(Collected data entries)
»»

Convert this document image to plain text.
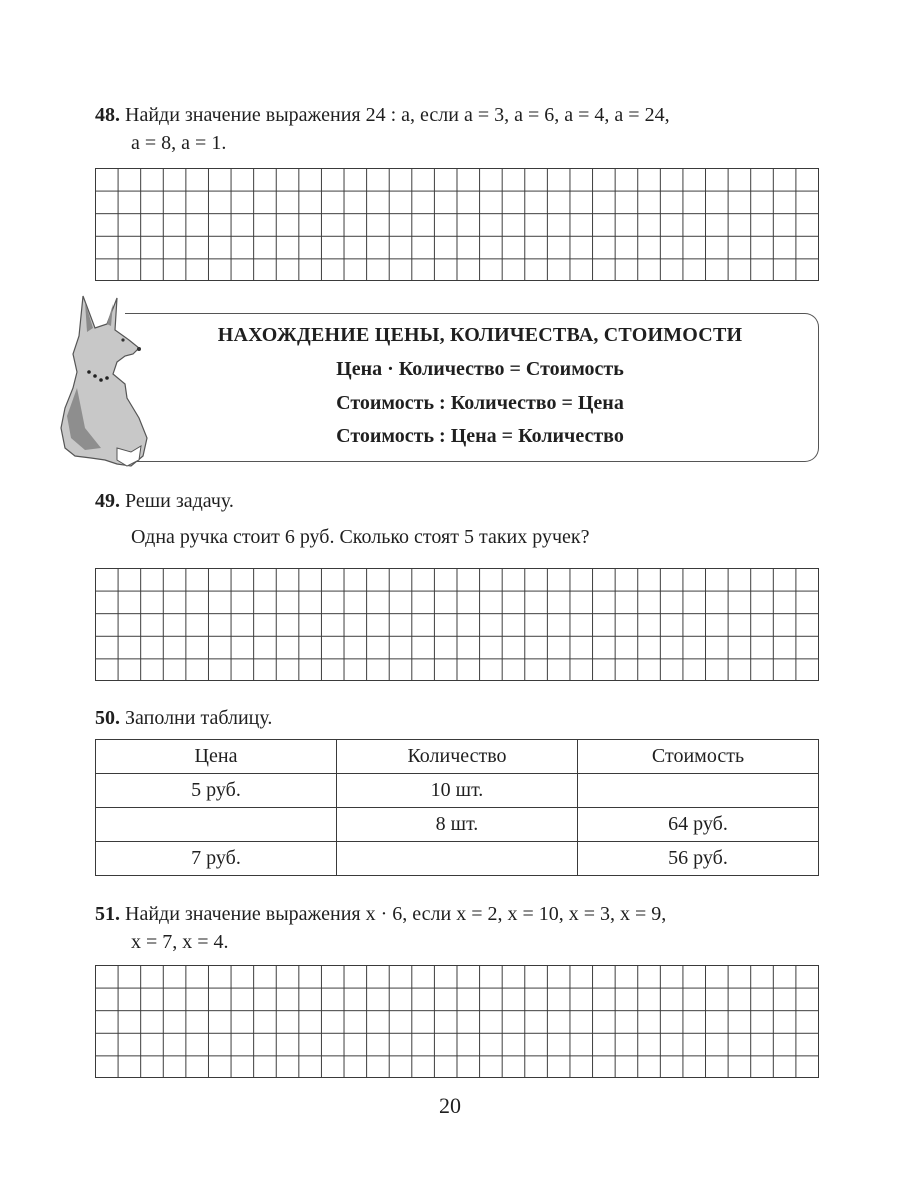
48. Найди значение выражения 24 : a, если a = 3, a = 6, a = 4, a = 24,
a = 8, a = 1.
НАХОЖДЕНИЕ ЦЕНЫ, КОЛИЧЕСТВА, СТОИМОСТИ
Цена · Количество = Стоимость
Стоимость : Количество = Цена
Стоимость : Цена = Количество
49. Реши задачу.
Одна ручка стоит 6 руб. Сколько стоят 5 таких ручек?
50. Заполни таблицу.
Цена	Количество	Стоимость
5 руб.	10 шт.	
	8 шт.	64 руб.
7 руб.		56 руб.
51. Найди значение выражения x · 6, если x = 2, x = 10, x = 3, x = 9,
x = 7, x = 4.
20
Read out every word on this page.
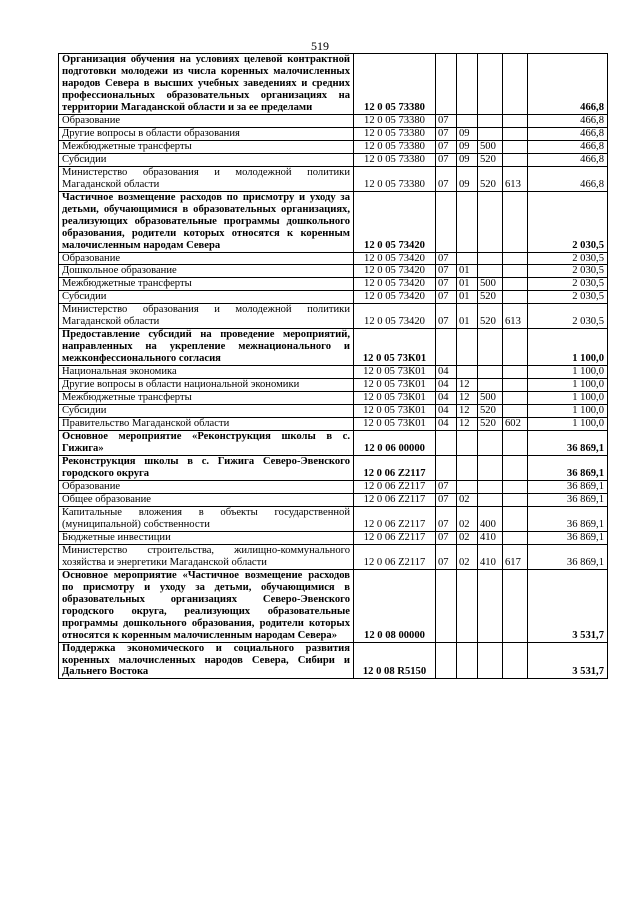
519
Организация обучения на условиях целевой контрактной подготовки молодежи из числа коренных малочисленных народов Севера в высших учебных заведениях и средних профессиональных образовательных организациях на территории Магаданской области и за ее пределами	12 0 05 73380					466,8
Образование	12 0 05 73380	07				466,8
Другие вопросы в области образования	12 0 05 73380	07	09			466,8
Межбюджетные трансферты	12 0 05 73380	07	09	500		466,8
Субсидии	12 0 05 73380	07	09	520		466,8
Министерство образования и молодежной политики Магаданской области	12 0 05 73380	07	09	520	613	466,8
Частичное возмещение расходов по присмотру и уходу за детьми, обучающимися в образовательных организациях, реализующих образовательные программы дошкольного образования, родители которых относятся к коренным малочисленным народам Севера	12 0 05 73420					2 030,5
Образование	12 0 05 73420	07				2 030,5
Дошкольное образование	12 0 05 73420	07	01			2 030,5
Межбюджетные трансферты	12 0 05 73420	07	01	500		2 030,5
Субсидии	12 0 05 73420	07	01	520		2 030,5
Министерство образования и молодежной политики Магаданской области	12 0 05 73420	07	01	520	613	2 030,5
Предоставление субсидий на проведение мероприятий, направленных на укрепление межнационального и межконфессионального согласия	12 0 05 73К01					1 100,0
Национальная экономика	12 0 05 73К01	04				1 100,0
Другие вопросы в области национальной экономики	12 0 05 73К01	04	12			1 100,0
Межбюджетные трансферты	12 0 05 73К01	04	12	500		1 100,0
Субсидии	12 0 05 73К01	04	12	520		1 100,0
Правительство Магаданской области	12 0 05 73К01	04	12	520	602	1 100,0
Основное мероприятие «Реконструкция школы в с. Гижига»	12 0 06 00000					36 869,1
Реконструкция школы в с. Гижига Северо-Эвенского городского округа	12 0 06 Z2117					36 869,1
Образование	12 0 06 Z2117	07				36 869,1
Общее образование	12 0 06 Z2117	07	02			36 869,1
Капитальные вложения в объекты государственной (муниципальной) собственности	12 0 06 Z2117	07	02	400		36 869,1
Бюджетные инвестиции	12 0 06 Z2117	07	02	410		36 869,1
Министерство строительства, жилищно-коммунального хозяйства и энергетики Магаданской области	12 0 06 Z2117	07	02	410	617	36 869,1
Основное мероприятие «Частичное возмещение расходов по присмотру и уходу за детьми, обучающимися в образовательных организациях Северо-Эвенского городского округа, реализующих образовательные программы дошкольного образования, родители которых относятся к коренным малочисленным народам Севера»	12 0 08 00000					3 531,7
Поддержка экономического и социального развития коренных малочисленных народов Севера, Сибири и Дальнего Востока	12 0 08 R5150					3 531,7
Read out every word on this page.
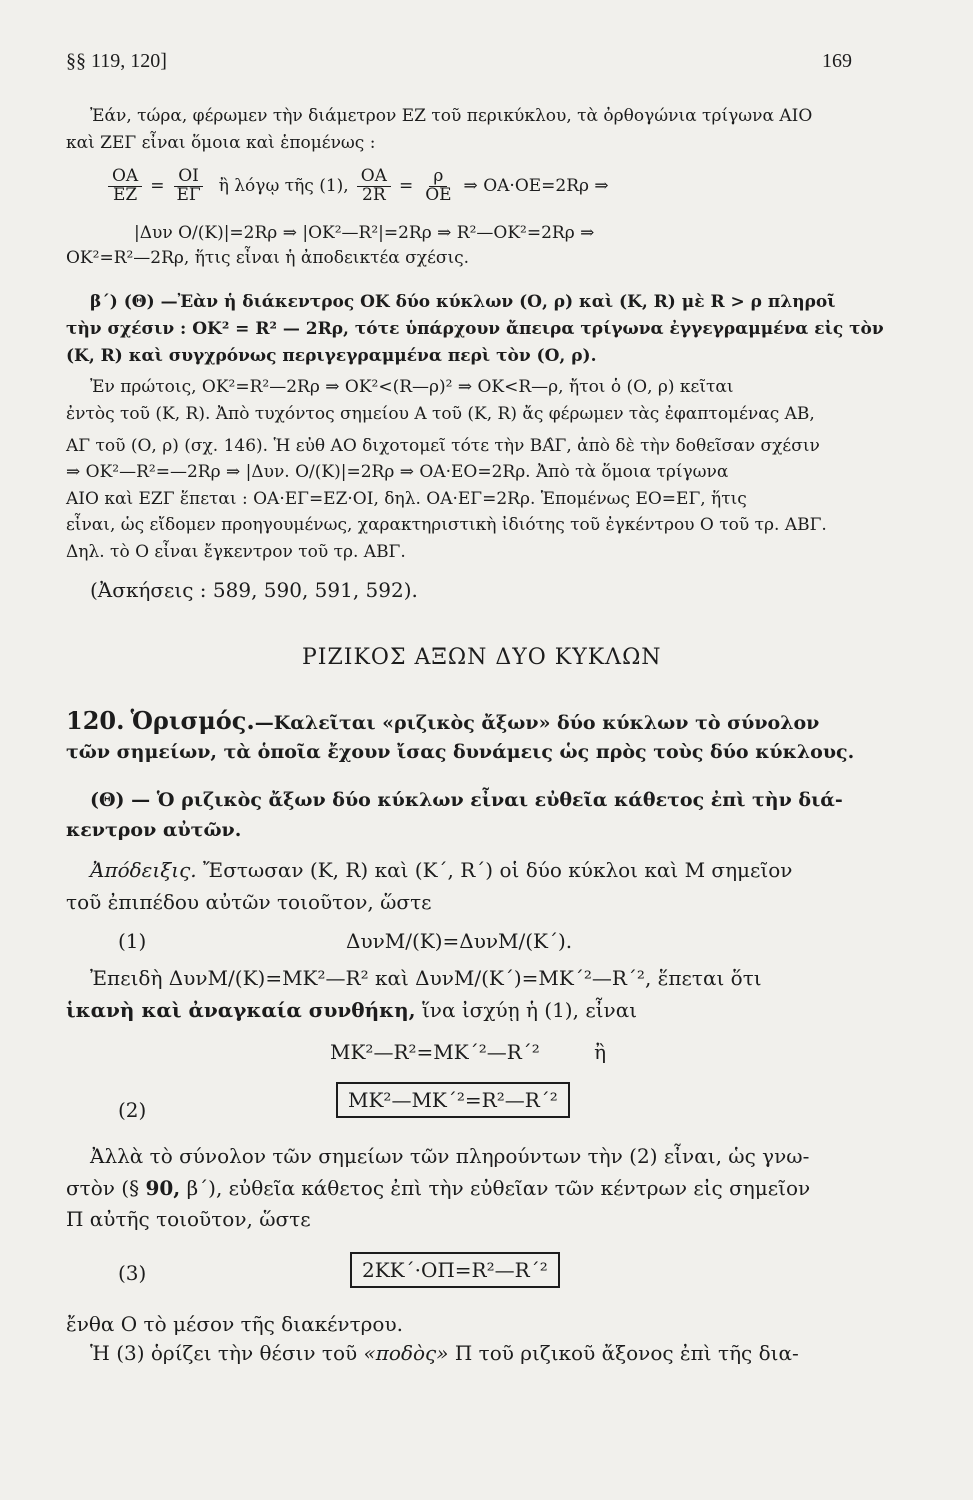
§§ 119, 120]	169
Ἐάν, τώρα, φέρωμεν τὴν διάμετρον ΕΖ τοῦ περικύκλου, τὰ ὀρθογώνια τρίγωνα ΑΙΟ
καὶ ΖΕΓ εἶναι ὅμοια καὶ ἑπομένως :
$\frac{OA}{EZ} = \frac{OI}{E\Gamma}$ ἢ λόγῳ τῆς (1), $\frac{OA}{2R} = \frac{\rho}{OE}$ ⇒ ΟΑ·ΟΕ=2Rρ ⇒
|Δυν Ο/(Κ)|=2Rρ ⇒ |ΟΚ²—R²|=2Rρ ⇒ R²—ΟΚ²=2Rρ ⇒
ΟΚ²=R²—2Rρ, ἥτις εἶναι ἡ ἀποδεικτέα σχέσις.
β΄) (Θ) —Ἐὰν ἡ διάκεντρος ΟΚ δύο κύκλων (Ο, ρ) καὶ (Κ, R) μὲ R > ρ πληροῖ
τὴν σχέσιν : ΟΚ² = R² — 2Rρ, τότε ὑπάρχουν ἄπειρα τρίγωνα ἐγγεγραμμένα εἰς τὸν
(Κ, R) καὶ συγχρόνως περιγεγραμμένα περὶ τὸν (Ο, ρ).
Ἐν πρώτοις, ΟΚ²=R²—2Rρ ⇒ ΟΚ²<(R—ρ)² ⇒ ΟΚ<R—ρ, ἤτοι ὁ (Ο, ρ) κεῖται
ἐντὸς τοῦ (Κ, R). Ἀπὸ τυχόντος σημείου Α τοῦ (Κ, R) ἄς φέρωμεν τὰς ἐφαπτομένας ΑΒ,
ΑΓ τοῦ (Ο, ρ) (σχ. 146). Ἡ εὐθ ΑΟ διχοτομεῖ τότε τὴν ΒΑ̂Γ, ἀπὸ δὲ τὴν δοθεῖσαν σχέσιν
⇒ ΟΚ²—R²=—2Rρ ⇒ |Δυν. Ο/(Κ)|=2Rρ ⇒ ΟΑ·ΕΟ=2Rρ. Ἀπὸ τὰ ὅμοια τρίγωνα
ΑΙΟ καὶ ΕΖΓ ἕπεται : ΟΑ·ΕΓ=ΕΖ·ΟΙ, δηλ. ΟΑ·ΕΓ=2Rρ. Ἑπομένως ΕΟ=ΕΓ, ἥτις
εἶναι, ὡς εἴδομεν προηγουμένως, χαρακτηριστικὴ ἰδιότης τοῦ ἐγκέντρου Ο τοῦ τρ. ΑΒΓ.
Δηλ. τὸ Ο εἶναι ἔγκεντρον τοῦ τρ. ΑΒΓ.
(Ἀσκήσεις : 589, 590, 591, 592).
ΡΙΖΙΚΟΣ ΑΞΩΝ ΔΥΟ ΚΥΚΛΩΝ
120. Ὁρισμός.—Καλεῖται «ριζικὸς ἄξων» δύο κύκλων τὸ σύνολον
τῶν σημείων, τὰ ὁποῖα ἔχουν ἴσας δυνάμεις ὡς πρὸς τοὺς δύο κύκλους.
(Θ) — Ὁ ριζικὸς ἄξων δύο κύκλων εἶναι εὐθεῖα κάθετος ἐπὶ τὴν διά-
κεντρον αὐτῶν.
Ἀπόδειξις. Ἔστωσαν (Κ, R) καὶ (Κ΄, R΄) οἱ δύο κύκλοι καὶ Μ σημεῖον
τοῦ ἐπιπέδου αὐτῶν τοιοῦτον, ὥστε
(1)	ΔυνΜ/(Κ)=ΔυνΜ/(Κ΄).
Ἐπειδὴ ΔυνΜ/(Κ)=ΜΚ²—R² καὶ ΔυνΜ/(Κ΄)=ΜΚ΄²—R΄², ἕπεται ὅτι
ἱκανὴ καὶ ἀναγκαία συνθήκη, ἵνα ἰσχύῃ ἡ (1), εἶναι
ΜΚ²—R²=ΜΚ΄²—R΄²	ἢ
(2)	ΜΚ²—ΜΚ΄²=R²—R΄²
Ἀλλὰ τὸ σύνολον τῶν σημείων τῶν πληρούντων τὴν (2) εἶναι, ὡς γνω-
στὸν (§ 90, β΄), εὐθεῖα κάθετος ἐπὶ τὴν εὐθεῖαν τῶν κέντρων εἰς σημεῖον
Π αὐτῆς τοιοῦτον, ὥστε
(3)	2ΚΚ΄·ΟΠ=R²—R΄²
ἔνθα Ο τὸ μέσον τῆς διακέντρου.
Ἡ (3) ὁρίζει τὴν θέσιν τοῦ «ποδὸς» Π τοῦ ριζικοῦ ἄξονος ἐπὶ τῆς δια-
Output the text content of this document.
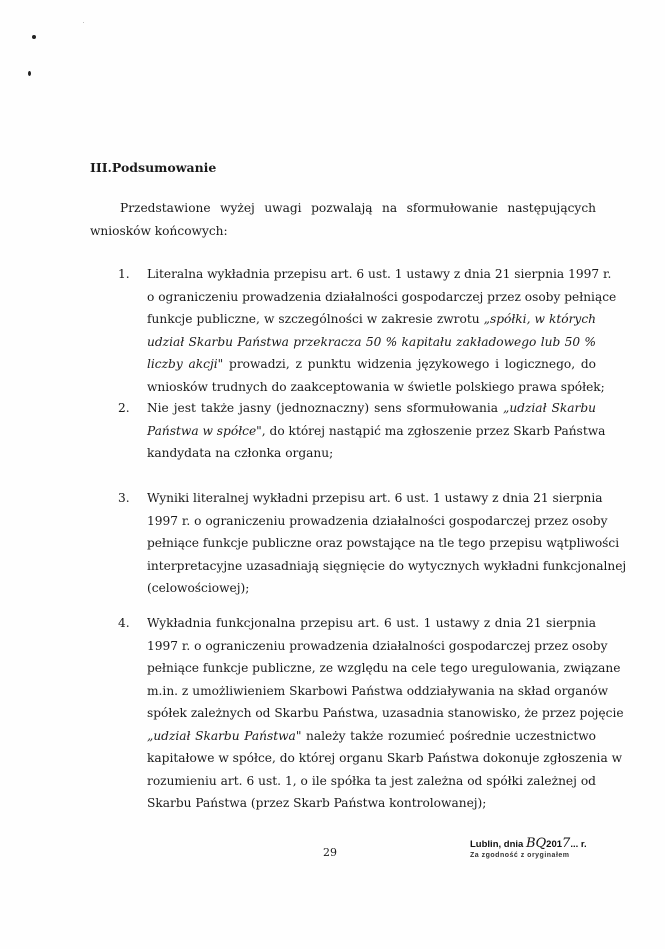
III.Podsumowanie
Przedstawione wyżej uwagi pozwalają na sformułowanie następujących
wniosków końcowych:
1. Literalna wykładnia przepisu art. 6 ust. 1 ustawy z dnia 21 sierpnia 1997 r.
o ograniczeniu prowadzenia działalności gospodarczej przez osoby pełniące
funkcje publiczne, w szczególności w zakresie zwrotu „spółki, w których
udział Skarbu Państwa przekracza 50 % kapitału zakładowego lub 50 %
liczby akcji" prowadzi, z punktu widzenia językowego i logicznego, do
wniosków trudnych do zaakceptowania w świetle polskiego prawa spółek;
2. Nie jest także jasny (jednoznaczny) sens sformułowania „udział Skarbu
Państwa w spółce", do której nastąpić ma zgłoszenie przez Skarb Państwa
kandydata na członka organu;
3. Wyniki literalnej wykładni przepisu art. 6 ust. 1 ustawy z dnia 21 sierpnia
1997 r. o ograniczeniu prowadzenia działalności gospodarczej przez osoby
pełniące funkcje publiczne oraz powstające na tle tego przepisu wątpliwości
interpretacyjne uzasadniają sięgnięcie do wytycznych wykładni funkcjonalnej
(celowościowej);
4. Wykładnia funkcjonalna przepisu art. 6 ust. 1 ustawy z dnia 21 sierpnia
1997 r. o ograniczeniu prowadzenia działalności gospodarczej przez osoby
pełniące funkcje publiczne, ze względu na cele tego uregulowania, związane
m.in. z umożliwieniem Skarbowi Państwa oddziaływania na skład organów
spółek zależnych od Skarbu Państwa, uzasadnia stanowisko, że przez pojęcie
„udział Skarbu Państwa" należy także rozumieć pośrednie uczestnictwo
kapitałowe w spółce, do której organu Skarb Państwa dokonuje zgłoszenia w
rozumieniu art. 6 ust. 1, o ile spółka ta jest zależna od spółki zależnej od
Skarbu Państwa (przez Skarb Państwa kontrolowanej);
29
Lublin, dnia BQ2017... r.
Za zgodność z oryginałem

««

THE TASK: Only lines with the string "детьми" belong in your answer; copy each one.

TASK RESPONSE:
Частичное возмещение расходов по присмотру и уходу за детьми, обучающимися в образовательных организациях, реализующих образовательные программы дошкольного образования, родители которых относятся к коренным малочисленным народам Севера	12 0 05 73420					2 030,5
Основное мероприятие «Частичное возмещение расходов по присмотру и уходу за детьми, обучающимися в образовательных организациях Северо-Эвенского городского округа, реализующих образовательные программы дошкольного образования, родители которых относятся к коренным малочисленным народам Севера»	12 0 08 00000					3 531,7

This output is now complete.